Set problem
Return all lines from the listing below in which the string "область" occurs.

Task inputs
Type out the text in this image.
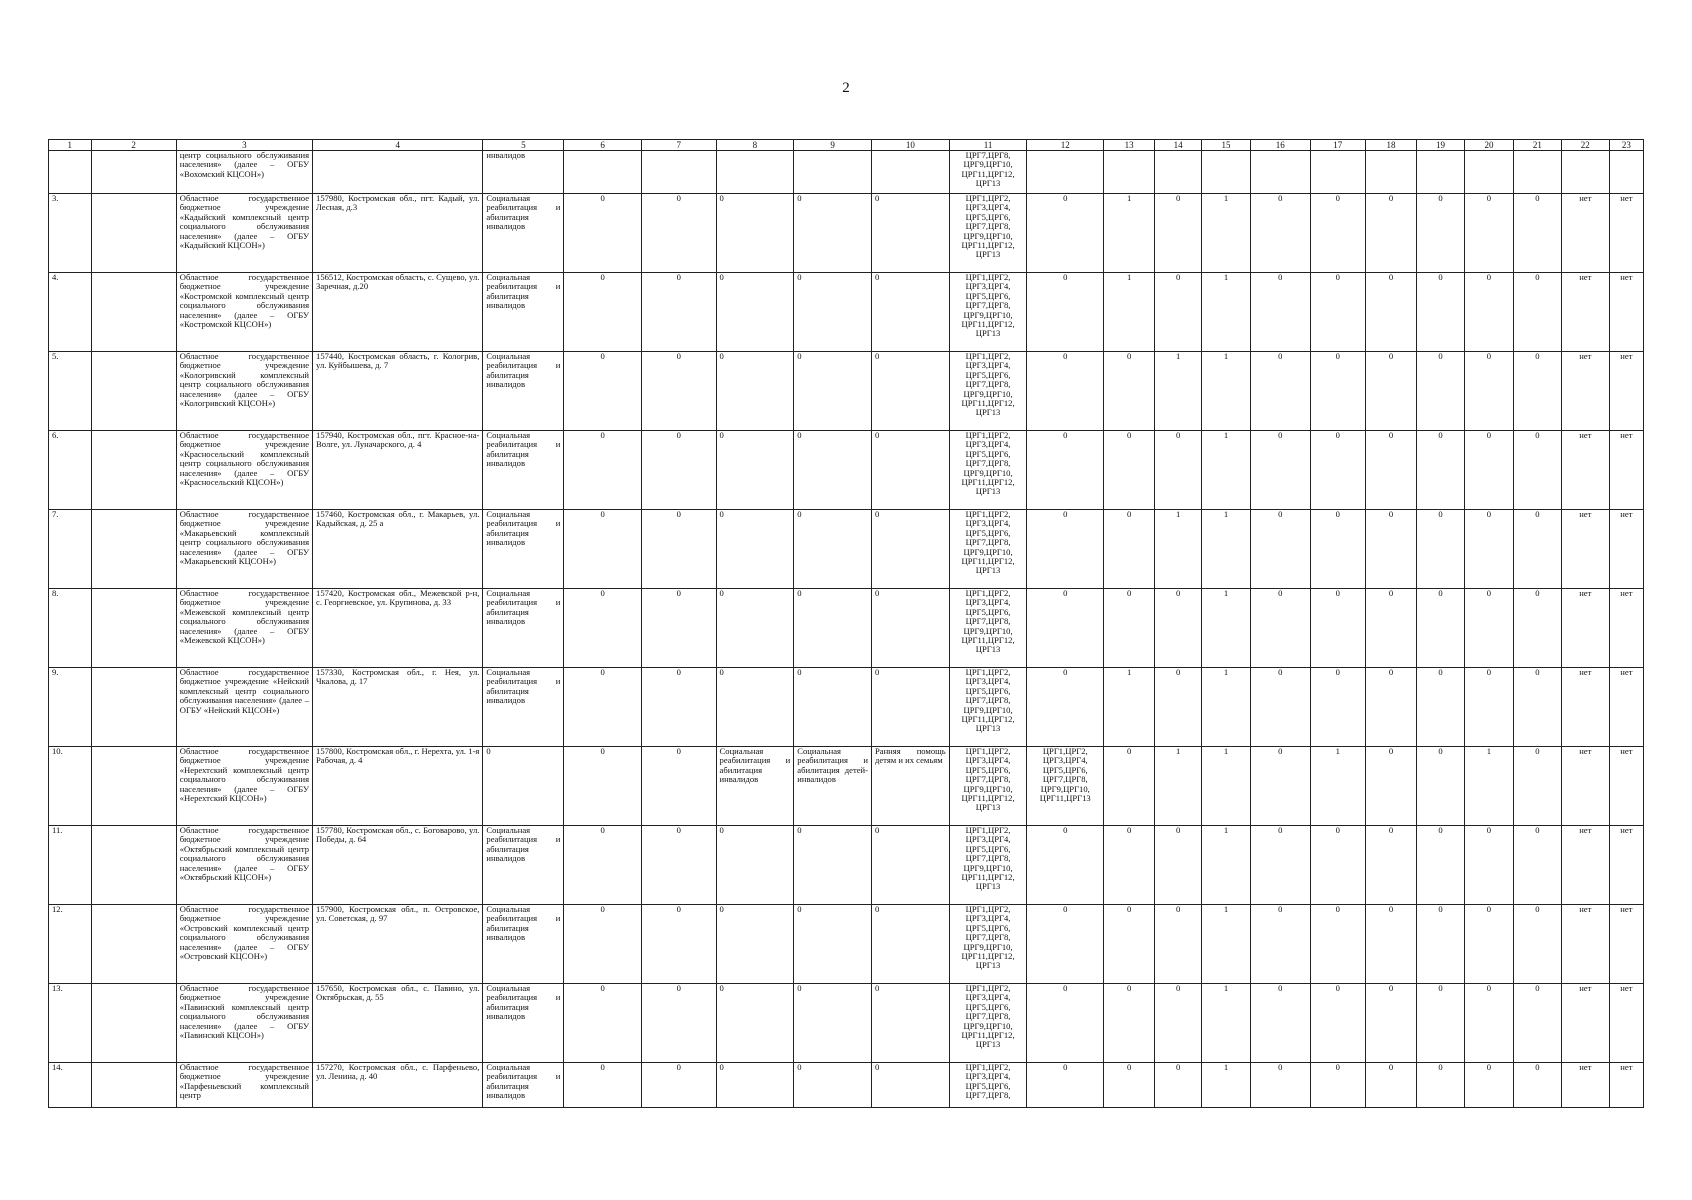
2
1	2	3	4	5	6	7	8	9	10	11	12	13	14	15	16	17	18	19	20	21	22	23
		центр социального обслуживания населения» (далее – ОГБУ «Вохомский КЦСОН»)		инвалидов						ЦРГ7,ЦРГ8, ЦРГ9,ЦРГ10, ЦРГ11,ЦРГ12, ЦРГ13												
3.		Областное государственное бюджетное учреждение «Кадыйский комплексный центр социального обслуживания населения» (далее – ОГБУ «Кадыйский КЦСОН»)	157980, Костромская обл., пгт. Кадый, ул. Лесная, д.3	Социальная реабилитация и абилитация инвалидов	0	0	0	0	0	ЦРГ1,ЦРГ2, ЦРГ3,ЦРГ4, ЦРГ5,ЦРГ6, ЦРГ7,ЦРГ8, ЦРГ9,ЦРГ10, ЦРГ11,ЦРГ12, ЦРГ13	0	1	0	1	0	0	0	0	0	0	нет	нет
4.		Областное государственное бюджетное учреждение «Костромской комплексный центр социального обслуживания населения» (далее – ОГБУ «Костромской КЦСОН»)	156512, Костромская область, с. Сущево, ул. Заречная, д.20	Социальная реабилитация и абилитация инвалидов	0	0	0	0	0	ЦРГ1,ЦРГ2, ЦРГ3,ЦРГ4, ЦРГ5,ЦРГ6, ЦРГ7,ЦРГ8, ЦРГ9,ЦРГ10, ЦРГ11,ЦРГ12, ЦРГ13	0	1	0	1	0	0	0	0	0	0	нет	нет
5.		Областное государственное бюджетное учреждение «Кологривский комплексный центр социального обслуживания населения» (далее – ОГБУ «Кологривский КЦСОН»)	157440, Костромская область, г. Кологрив, ул. Куйбышева, д. 7	Социальная реабилитация и абилитация инвалидов	0	0	0	0	0	ЦРГ1,ЦРГ2, ЦРГ3,ЦРГ4, ЦРГ5,ЦРГ6, ЦРГ7,ЦРГ8, ЦРГ9,ЦРГ10, ЦРГ11,ЦРГ12, ЦРГ13	0	0	1	1	0	0	0	0	0	0	нет	нет
6.		Областное государственное бюджетное учреждение «Красносельский комплексный центр социального обслуживания населения» (далее – ОГБУ «Красносельский КЦСОН»)	157940, Костромская обл., пгт. Красное-на-Волге, ул. Луначарского, д. 4	Социальная реабилитация и абилитация инвалидов	0	0	0	0	0	ЦРГ1,ЦРГ2, ЦРГ3,ЦРГ4, ЦРГ5,ЦРГ6, ЦРГ7,ЦРГ8, ЦРГ9,ЦРГ10, ЦРГ11,ЦРГ12, ЦРГ13	0	0	0	1	0	0	0	0	0	0	нет	нет
7.		Областное государственное бюджетное учреждение «Макарьевский комплексный центр социального обслуживания населения» (далее – ОГБУ «Макарьевский КЦСОН»)	157460, Костромская обл., г. Макарьев, ул. Кадыйская, д. 25 а	Социальная реабилитация и абилитация инвалидов	0	0	0	0	0	ЦРГ1,ЦРГ2, ЦРГ3,ЦРГ4, ЦРГ5,ЦРГ6, ЦРГ7,ЦРГ8, ЦРГ9,ЦРГ10, ЦРГ11,ЦРГ12, ЦРГ13	0	0	1	1	0	0	0	0	0	0	нет	нет
8.		Областное государственное бюджетное учреждение «Межевской комплексный центр социального обслуживания населения» (далее – ОГБУ «Межевской КЦСОН»)	157420, Костромская обл., Межевской р-н, с. Георгиевское, ул. Крупинова, д. 33	Социальная реабилитация и абилитация инвалидов	0	0	0	0	0	ЦРГ1,ЦРГ2, ЦРГ3,ЦРГ4, ЦРГ5,ЦРГ6, ЦРГ7,ЦРГ8, ЦРГ9,ЦРГ10, ЦРГ11,ЦРГ12, ЦРГ13	0	0	0	1	0	0	0	0	0	0	нет	нет
9.		Областное государственное бюджетное учреждение «Нейский комплексный центр социального обслуживания населения» (далее – ОГБУ «Нейский КЦСОН»)	157330, Костромская обл., г. Нея, ул. Чкалова, д. 17	Социальная реабилитация и абилитация инвалидов	0	0	0	0	0	ЦРГ1,ЦРГ2, ЦРГ3,ЦРГ4, ЦРГ5,ЦРГ6, ЦРГ7,ЦРГ8, ЦРГ9,ЦРГ10, ЦРГ11,ЦРГ12, ЦРГ13	0	1	0	1	0	0	0	0	0	0	нет	нет
10.		Областное государственное бюджетное учреждение «Нерехтский комплексный центр социального обслуживания населения» (далее – ОГБУ «Нерехтский КЦСОН»)	157800, Костромская обл., г. Нерехта, ул. 1-я Рабочая, д. 4	0	0	0	Социальная реабилитация и абилитация инвалидов	Социальная реабилитация и абилитация детей-инвалидов	Ранняя помощь детям и их семьям	ЦРГ1,ЦРГ2, ЦРГ3,ЦРГ4, ЦРГ5,ЦРГ6, ЦРГ7,ЦРГ8, ЦРГ9,ЦРГ10, ЦРГ11,ЦРГ12, ЦРГ13	ЦРГ1,ЦРГ2, ЦРГ3,ЦРГ4, ЦРГ5,ЦРГ6, ЦРГ7,ЦРГ8, ЦРГ9,ЦРГ10, ЦРГ11,ЦРГ13	0	1	1	0	1	0	0	1	0	нет	нет
11.		Областное государственное бюджетное учреждение «Октябрьский комплексный центр социального обслуживания населения» (далее – ОГБУ «Октябрьский КЦСОН»)	157780, Костромская обл., с. Боговарово, ул. Победы, д. 64	Социальная реабилитация и абилитация инвалидов	0	0	0	0	0	ЦРГ1,ЦРГ2, ЦРГ3,ЦРГ4, ЦРГ5,ЦРГ6, ЦРГ7,ЦРГ8, ЦРГ9,ЦРГ10, ЦРГ11,ЦРГ12, ЦРГ13	0	0	0	1	0	0	0	0	0	0	нет	нет
12.		Областное государственное бюджетное учреждение «Островский комплексный центр социального обслуживания населения» (далее – ОГБУ «Островский КЦСОН»)	157900, Костромская обл., п. Островское, ул. Советская, д. 97	Социальная реабилитация и абилитация инвалидов	0	0	0	0	0	ЦРГ1,ЦРГ2, ЦРГ3,ЦРГ4, ЦРГ5,ЦРГ6, ЦРГ7,ЦРГ8, ЦРГ9,ЦРГ10, ЦРГ11,ЦРГ12, ЦРГ13	0	0	0	1	0	0	0	0	0	0	нет	нет
13.		Областное государственное бюджетное учреждение «Павинский комплексный центр социального обслуживания населения» (далее – ОГБУ «Павинский КЦСОН»)	157650, Костромская обл., с. Павино, ул. Октябрьская, д. 55	Социальная реабилитация и абилитация инвалидов	0	0	0	0	0	ЦРГ1,ЦРГ2, ЦРГ3,ЦРГ4, ЦРГ5,ЦРГ6, ЦРГ7,ЦРГ8, ЦРГ9,ЦРГ10, ЦРГ11,ЦРГ12, ЦРГ13	0	0	0	1	0	0	0	0	0	0	нет	нет
14.		Областное государственное бюджетное учреждение «Парфеньевский комплексный центр	157270, Костромская обл., с. Парфеньево, ул. Ленина, д. 40	Социальная реабилитация и абилитация инвалидов	0	0	0	0	0	ЦРГ1,ЦРГ2, ЦРГ3,ЦРГ4, ЦРГ5,ЦРГ6, ЦРГ7,ЦРГ8,	0	0	0	1	0	0	0	0	0	0	нет	нет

Answer to this problem
4.		Областное государственное бюджетное учреждение «Костромской комплексный центр социального обслуживания населения» (далее – ОГБУ «Костромской КЦСОН»)	156512, Костромская область, с. Сущево, ул. Заречная, д.20	Социальная реабилитация и абилитация инвалидов	0	0	0	0	0	ЦРГ1,ЦРГ2, ЦРГ3,ЦРГ4, ЦРГ5,ЦРГ6, ЦРГ7,ЦРГ8, ЦРГ9,ЦРГ10, ЦРГ11,ЦРГ12, ЦРГ13	0	1	0	1	0	0	0	0	0	0	нет	нет
5.		Областное государственное бюджетное учреждение «Кологривский комплексный центр социального обслуживания населения» (далее – ОГБУ «Кологривский КЦСОН»)	157440, Костромская область, г. Кологрив, ул. Куйбышева, д. 7	Социальная реабилитация и абилитация инвалидов	0	0	0	0	0	ЦРГ1,ЦРГ2, ЦРГ3,ЦРГ4, ЦРГ5,ЦРГ6, ЦРГ7,ЦРГ8, ЦРГ9,ЦРГ10, ЦРГ11,ЦРГ12, ЦРГ13	0	0	1	1	0	0	0	0	0	0	нет	нет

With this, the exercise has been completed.